**YOUR TASK**:
Set out each line from the following listing that includes the word "JSON".

______

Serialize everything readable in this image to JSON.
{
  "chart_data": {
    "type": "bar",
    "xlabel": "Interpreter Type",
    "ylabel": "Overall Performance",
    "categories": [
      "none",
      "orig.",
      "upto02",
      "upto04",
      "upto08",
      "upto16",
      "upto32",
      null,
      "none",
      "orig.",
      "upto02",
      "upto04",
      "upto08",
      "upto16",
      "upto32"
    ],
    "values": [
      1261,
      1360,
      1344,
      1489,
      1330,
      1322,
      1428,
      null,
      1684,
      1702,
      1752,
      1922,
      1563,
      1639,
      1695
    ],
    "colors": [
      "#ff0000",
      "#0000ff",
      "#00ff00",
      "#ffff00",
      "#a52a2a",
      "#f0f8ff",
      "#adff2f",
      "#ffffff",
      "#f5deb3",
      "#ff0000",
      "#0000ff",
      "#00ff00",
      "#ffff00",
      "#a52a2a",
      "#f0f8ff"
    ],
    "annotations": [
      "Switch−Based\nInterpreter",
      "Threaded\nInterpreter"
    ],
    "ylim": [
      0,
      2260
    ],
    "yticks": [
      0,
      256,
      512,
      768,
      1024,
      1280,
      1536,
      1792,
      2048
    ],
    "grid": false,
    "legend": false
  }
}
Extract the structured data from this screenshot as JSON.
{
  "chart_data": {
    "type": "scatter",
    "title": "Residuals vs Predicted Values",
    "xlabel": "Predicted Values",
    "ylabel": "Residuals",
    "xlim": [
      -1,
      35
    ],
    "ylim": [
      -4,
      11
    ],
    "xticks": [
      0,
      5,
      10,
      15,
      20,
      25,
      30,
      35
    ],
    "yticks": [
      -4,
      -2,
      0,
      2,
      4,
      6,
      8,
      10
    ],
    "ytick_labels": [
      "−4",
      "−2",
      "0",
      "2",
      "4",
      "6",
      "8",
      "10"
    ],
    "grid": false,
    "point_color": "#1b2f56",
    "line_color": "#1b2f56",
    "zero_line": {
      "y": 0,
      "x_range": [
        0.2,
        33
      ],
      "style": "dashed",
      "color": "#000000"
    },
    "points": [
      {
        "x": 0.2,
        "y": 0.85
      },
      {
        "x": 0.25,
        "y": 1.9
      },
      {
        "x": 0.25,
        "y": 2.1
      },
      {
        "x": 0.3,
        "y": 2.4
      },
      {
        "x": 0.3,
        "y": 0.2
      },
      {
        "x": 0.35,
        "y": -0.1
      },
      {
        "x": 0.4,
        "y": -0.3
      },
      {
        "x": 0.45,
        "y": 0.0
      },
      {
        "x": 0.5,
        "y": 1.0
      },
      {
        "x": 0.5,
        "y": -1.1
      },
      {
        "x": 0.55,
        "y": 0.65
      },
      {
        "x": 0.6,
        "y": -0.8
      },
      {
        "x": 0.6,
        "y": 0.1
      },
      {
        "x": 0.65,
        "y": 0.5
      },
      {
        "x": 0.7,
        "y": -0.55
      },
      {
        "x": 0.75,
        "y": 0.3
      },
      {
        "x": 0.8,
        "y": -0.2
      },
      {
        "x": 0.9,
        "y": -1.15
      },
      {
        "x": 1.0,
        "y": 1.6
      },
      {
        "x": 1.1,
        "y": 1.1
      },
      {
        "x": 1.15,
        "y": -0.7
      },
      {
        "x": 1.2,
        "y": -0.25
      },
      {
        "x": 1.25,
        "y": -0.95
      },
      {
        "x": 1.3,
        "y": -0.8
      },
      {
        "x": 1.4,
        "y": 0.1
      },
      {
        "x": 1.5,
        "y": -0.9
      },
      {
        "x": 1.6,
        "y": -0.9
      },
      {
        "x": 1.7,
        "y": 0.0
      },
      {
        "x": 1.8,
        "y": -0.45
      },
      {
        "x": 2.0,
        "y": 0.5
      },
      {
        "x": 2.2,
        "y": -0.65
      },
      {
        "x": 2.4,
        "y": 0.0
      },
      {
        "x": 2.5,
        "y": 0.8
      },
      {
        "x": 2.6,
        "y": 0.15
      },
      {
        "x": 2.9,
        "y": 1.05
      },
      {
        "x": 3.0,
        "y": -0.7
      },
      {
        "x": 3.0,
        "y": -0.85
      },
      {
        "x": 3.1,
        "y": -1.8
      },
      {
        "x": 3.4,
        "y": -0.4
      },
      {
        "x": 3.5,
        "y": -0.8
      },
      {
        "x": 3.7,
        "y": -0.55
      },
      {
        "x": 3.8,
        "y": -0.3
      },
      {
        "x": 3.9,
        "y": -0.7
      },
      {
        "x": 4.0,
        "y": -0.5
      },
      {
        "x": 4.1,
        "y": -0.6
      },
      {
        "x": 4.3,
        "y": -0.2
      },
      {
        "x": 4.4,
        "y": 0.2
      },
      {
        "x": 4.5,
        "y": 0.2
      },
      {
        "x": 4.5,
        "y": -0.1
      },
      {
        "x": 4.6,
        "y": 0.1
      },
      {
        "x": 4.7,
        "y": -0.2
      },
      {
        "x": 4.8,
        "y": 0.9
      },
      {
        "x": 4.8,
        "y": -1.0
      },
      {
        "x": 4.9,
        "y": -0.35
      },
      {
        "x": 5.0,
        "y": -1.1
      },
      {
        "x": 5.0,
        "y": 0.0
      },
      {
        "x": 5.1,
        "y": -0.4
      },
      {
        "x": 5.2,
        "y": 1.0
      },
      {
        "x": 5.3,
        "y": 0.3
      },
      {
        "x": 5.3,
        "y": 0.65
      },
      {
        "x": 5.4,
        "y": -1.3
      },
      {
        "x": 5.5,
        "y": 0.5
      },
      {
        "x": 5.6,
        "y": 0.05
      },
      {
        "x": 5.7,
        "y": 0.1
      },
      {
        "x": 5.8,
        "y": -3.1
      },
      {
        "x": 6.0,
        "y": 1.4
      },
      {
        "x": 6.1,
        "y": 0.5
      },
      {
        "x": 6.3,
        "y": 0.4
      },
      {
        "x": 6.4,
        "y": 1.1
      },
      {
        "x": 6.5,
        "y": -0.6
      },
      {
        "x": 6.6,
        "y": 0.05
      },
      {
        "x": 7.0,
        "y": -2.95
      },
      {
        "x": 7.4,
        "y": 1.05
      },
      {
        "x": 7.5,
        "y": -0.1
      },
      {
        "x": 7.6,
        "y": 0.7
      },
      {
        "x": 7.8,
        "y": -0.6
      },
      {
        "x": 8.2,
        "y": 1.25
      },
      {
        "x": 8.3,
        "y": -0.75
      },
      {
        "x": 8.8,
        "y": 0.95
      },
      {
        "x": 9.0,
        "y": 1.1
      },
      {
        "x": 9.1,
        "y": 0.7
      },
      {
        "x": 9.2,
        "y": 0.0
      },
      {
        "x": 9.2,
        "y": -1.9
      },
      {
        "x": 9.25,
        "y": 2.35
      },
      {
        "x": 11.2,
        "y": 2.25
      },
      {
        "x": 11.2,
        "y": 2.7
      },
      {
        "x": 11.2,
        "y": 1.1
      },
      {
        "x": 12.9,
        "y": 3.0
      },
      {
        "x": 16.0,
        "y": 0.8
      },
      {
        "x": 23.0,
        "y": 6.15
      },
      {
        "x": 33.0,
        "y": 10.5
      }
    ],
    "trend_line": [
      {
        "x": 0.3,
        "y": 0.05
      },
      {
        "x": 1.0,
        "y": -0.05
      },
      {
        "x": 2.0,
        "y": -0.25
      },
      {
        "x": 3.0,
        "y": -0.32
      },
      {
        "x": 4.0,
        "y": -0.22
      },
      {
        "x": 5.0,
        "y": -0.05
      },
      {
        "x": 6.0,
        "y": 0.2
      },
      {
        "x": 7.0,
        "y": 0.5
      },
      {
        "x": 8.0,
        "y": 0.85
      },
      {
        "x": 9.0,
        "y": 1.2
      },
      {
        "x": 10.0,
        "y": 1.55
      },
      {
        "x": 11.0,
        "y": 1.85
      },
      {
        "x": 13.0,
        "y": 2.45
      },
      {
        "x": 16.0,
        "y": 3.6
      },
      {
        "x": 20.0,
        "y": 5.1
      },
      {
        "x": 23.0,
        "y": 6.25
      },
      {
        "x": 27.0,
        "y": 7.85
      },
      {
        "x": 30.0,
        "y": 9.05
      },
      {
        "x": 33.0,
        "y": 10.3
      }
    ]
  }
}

______

**TASK RESULT**:
Serialize everything readable in this image to JSON.
Extract the structured data from this screenshot as JSON.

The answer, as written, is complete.